* Job:
Reproduce all of the listing below without alteration.

Figure dataset records
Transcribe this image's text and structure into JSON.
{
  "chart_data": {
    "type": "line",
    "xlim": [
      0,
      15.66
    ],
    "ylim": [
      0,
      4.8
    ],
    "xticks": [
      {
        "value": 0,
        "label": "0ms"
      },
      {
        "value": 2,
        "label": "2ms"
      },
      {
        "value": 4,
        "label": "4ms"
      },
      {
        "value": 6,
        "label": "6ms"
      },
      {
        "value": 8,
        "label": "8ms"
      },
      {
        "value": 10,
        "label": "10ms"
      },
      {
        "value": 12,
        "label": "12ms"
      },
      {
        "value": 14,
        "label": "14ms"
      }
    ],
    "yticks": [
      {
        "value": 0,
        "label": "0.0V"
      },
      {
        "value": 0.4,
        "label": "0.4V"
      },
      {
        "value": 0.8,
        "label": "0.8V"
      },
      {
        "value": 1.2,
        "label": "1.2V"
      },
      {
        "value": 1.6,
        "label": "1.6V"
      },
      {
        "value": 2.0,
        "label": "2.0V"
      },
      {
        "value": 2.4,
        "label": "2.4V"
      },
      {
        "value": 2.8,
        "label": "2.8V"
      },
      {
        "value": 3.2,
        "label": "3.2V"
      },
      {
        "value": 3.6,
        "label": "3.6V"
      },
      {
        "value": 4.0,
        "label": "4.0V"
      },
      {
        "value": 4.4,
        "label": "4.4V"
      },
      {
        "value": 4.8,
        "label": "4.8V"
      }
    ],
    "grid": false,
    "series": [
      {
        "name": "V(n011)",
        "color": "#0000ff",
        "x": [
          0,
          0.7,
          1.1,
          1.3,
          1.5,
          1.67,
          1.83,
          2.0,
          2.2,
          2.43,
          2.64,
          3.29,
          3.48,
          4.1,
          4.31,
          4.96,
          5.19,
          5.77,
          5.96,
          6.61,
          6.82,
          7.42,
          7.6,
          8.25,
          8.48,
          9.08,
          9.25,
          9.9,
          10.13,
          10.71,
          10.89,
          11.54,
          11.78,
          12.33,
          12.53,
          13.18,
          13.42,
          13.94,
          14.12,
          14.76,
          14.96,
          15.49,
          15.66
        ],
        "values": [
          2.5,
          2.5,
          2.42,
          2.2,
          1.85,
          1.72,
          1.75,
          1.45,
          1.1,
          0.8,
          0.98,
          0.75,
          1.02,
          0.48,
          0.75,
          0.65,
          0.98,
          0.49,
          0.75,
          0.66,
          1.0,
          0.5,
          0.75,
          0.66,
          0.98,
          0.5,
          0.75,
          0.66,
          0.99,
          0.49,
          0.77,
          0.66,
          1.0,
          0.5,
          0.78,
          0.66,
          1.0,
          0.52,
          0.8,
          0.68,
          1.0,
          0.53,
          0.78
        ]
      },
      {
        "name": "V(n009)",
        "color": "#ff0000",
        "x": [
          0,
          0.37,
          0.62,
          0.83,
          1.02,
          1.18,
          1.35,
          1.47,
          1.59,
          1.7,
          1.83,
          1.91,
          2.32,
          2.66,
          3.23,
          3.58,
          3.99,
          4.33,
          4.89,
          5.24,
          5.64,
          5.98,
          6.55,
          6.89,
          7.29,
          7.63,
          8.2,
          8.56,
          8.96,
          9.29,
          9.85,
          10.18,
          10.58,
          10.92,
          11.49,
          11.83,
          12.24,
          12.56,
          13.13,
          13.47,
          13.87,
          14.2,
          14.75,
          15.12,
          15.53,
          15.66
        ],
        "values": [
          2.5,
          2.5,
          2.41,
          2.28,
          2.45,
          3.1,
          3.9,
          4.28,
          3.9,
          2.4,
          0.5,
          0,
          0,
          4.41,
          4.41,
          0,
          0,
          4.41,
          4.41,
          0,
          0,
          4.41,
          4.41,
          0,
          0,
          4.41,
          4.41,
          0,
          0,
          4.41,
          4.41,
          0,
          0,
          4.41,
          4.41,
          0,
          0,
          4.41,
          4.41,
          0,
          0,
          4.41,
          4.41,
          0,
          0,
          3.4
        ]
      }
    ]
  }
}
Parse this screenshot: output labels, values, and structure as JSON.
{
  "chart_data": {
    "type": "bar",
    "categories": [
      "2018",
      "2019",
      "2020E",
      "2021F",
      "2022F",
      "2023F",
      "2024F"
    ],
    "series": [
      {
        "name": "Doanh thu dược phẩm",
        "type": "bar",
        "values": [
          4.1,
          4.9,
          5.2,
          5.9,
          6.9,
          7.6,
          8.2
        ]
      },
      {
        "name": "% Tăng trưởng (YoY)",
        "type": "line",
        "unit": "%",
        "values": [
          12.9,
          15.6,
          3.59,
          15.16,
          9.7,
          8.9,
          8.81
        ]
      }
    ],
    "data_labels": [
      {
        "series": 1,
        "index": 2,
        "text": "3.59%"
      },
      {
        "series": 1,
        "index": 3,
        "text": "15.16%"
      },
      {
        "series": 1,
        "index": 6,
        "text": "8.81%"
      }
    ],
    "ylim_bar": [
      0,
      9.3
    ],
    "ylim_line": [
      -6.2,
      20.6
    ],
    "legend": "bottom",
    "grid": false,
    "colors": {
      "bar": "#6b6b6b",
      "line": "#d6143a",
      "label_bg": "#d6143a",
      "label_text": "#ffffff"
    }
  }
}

* Final result:
Transcribe this image's text and structure into JSON.
{
  "chart_data": {
    "type": "line",
    "xlim": [
      0,
      15.66
    ],
    "ylim": [
      0,
      4.8
    ],
    "xticks": [
      {
        "value": 0,
        "label": "0ms"
      },
      {
        "value": 2,
        "label": "2ms"
      },
      {
        "value": 4,
        "label": "4ms"
      },
      {
        "value": 6,
        "label": "6ms"
      },
      {
        "value": 8,
        "label": "8ms"
      },
      {
        "value": 10,
        "label": "10ms"
      },
      {
        "value": 12,
        "label": "12ms"
      },
      {
        "value": 14,
        "label": "14ms"
      }
    ],
    "yticks": [
      {
        "value": 0,
        "label": "0.0V"
      },
      {
        "value": 0.4,
        "label": "0.4V"
      },
      {
        "value": 0.8,
        "label": "0.8V"
      },
      {
        "value": 1.2,
        "label": "1.2V"
      },
      {
        "value": 1.6,
        "label": "1.6V"
      },
      {
        "value": 2.0,
        "label": "2.0V"
      },
      {
        "value": 2.4,
        "label": "2.4V"
      },
      {
        "value": 2.8,
        "label": "2.8V"
      },
      {
        "value": 3.2,
        "label": "3.2V"
      },
      {
        "value": 3.6,
        "label": "3.6V"
      },
      {
        "value": 4.0,
        "label": "4.0V"
      },
      {
        "value": 4.4,
        "label": "4.4V"
      },
      {
        "value": 4.8,
        "label": "4.8V"
      }
    ],
    "grid": false,
    "series": [
      {
        "name": "V(n011)",
        "color": "#0000ff",
        "x": [
          0,
          0.7,
          1.1,
          1.3,
          1.5,
          1.67,
          1.83,
          2.0,
          2.2,
          2.43,
          2.64,
          3.29,
          3.48,
          4.1,
          4.31,
          4.96,
          5.19,
          5.77,
          5.96,
          6.61,
          6.82,
          7.42,
          7.6,
          8.25,
          8.48,
          9.08,
          9.25,
          9.9,
          10.13,
          10.71,
          10.89,
          11.54,
          11.78,
          12.33,
          12.53,
          13.18,
          13.42,
          13.94,
          14.12,
          14.76,
          14.96,
          15.49,
          15.66
        ],
        "values": [
          2.5,
          2.5,
          2.42,
          2.2,
          1.85,
          1.72,
          1.75,
          1.45,
          1.1,
          0.8,
          0.98,
          0.75,
          1.02,
          0.48,
          0.75,
          0.65,
          0.98,
          0.49,
          0.75,
          0.66,
          1.0,
          0.5,
          0.75,
          0.66,
          0.98,
          0.5,
          0.75,
          0.66,
          0.99,
          0.49,
          0.77,
          0.66,
          1.0,
          0.5,
          0.78,
          0.66,
          1.0,
          0.52,
          0.8,
          0.68,
          1.0,
          0.53,
          0.78
        ]
      },
      {
        "name": "V(n009)",
        "color": "#ff0000",
        "x": [
          0,
          0.37,
          0.62,
          0.83,
          1.02,
          1.18,
          1.35,
          1.47,
          1.59,
          1.7,
          1.83,
          1.91,
          2.32,
          2.66,
          3.23,
          3.58,
          3.99,
          4.33,
          4.89,
          5.24,
          5.64,
          5.98,
          6.55,
          6.89,
          7.29,
          7.63,
          8.2,
          8.56,
          8.96,
          9.29,
          9.85,
          10.18,
          10.58,
          10.92,
          11.49,
          11.83,
          12.24,
          12.56,
          13.13,
          13.47,
          13.87,
          14.2,
          14.75,
          15.12,
          15.53,
          15.66
        ],
        "values": [
          2.5,
          2.5,
          2.41,
          2.28,
          2.45,
          3.1,
          3.9,
          4.28,
          3.9,
          2.4,
          0.5,
          0,
          0,
          4.41,
          4.41,
          0,
          0,
          4.41,
          4.41,
          0,
          0,
          4.41,
          4.41,
          0,
          0,
          4.41,
          4.41,
          0,
          0,
          4.41,
          4.41,
          0,
          0,
          4.41,
          4.41,
          0,
          0,
          4.41,
          4.41,
          0,
          0,
          4.41,
          4.41,
          0,
          0,
          3.4
        ]
      }
    ]
  }
}
Parse this screenshot: output labels, values, and structure as JSON.
{
  "chart_data": {
    "type": "bar",
    "categories": [
      "2018",
      "2019",
      "2020E",
      "2021F",
      "2022F",
      "2023F",
      "2024F"
    ],
    "series": [
      {
        "name": "Doanh thu dược phẩm",
        "type": "bar",
        "values": [
          4.1,
          4.9,
          5.2,
          5.9,
          6.9,
          7.6,
          8.2
        ]
      },
      {
        "name": "% Tăng trưởng (YoY)",
        "type": "line",
        "unit": "%",
        "values": [
          12.9,
          15.6,
          3.59,
          15.16,
          9.7,
          8.9,
          8.81
        ]
      }
    ],
    "data_labels": [
      {
        "series": 1,
        "index": 2,
        "text": "3.59%"
      },
      {
        "series": 1,
        "index": 3,
        "text": "15.16%"
      },
      {
        "series": 1,
        "index": 6,
        "text": "8.81%"
      }
    ],
    "ylim_bar": [
      0,
      9.3
    ],
    "ylim_line": [
      -6.2,
      20.6
    ],
    "legend": "bottom",
    "grid": false,
    "colors": {
      "bar": "#6b6b6b",
      "line": "#d6143a",
      "label_bg": "#d6143a",
      "label_text": "#ffffff"
    }
  }
}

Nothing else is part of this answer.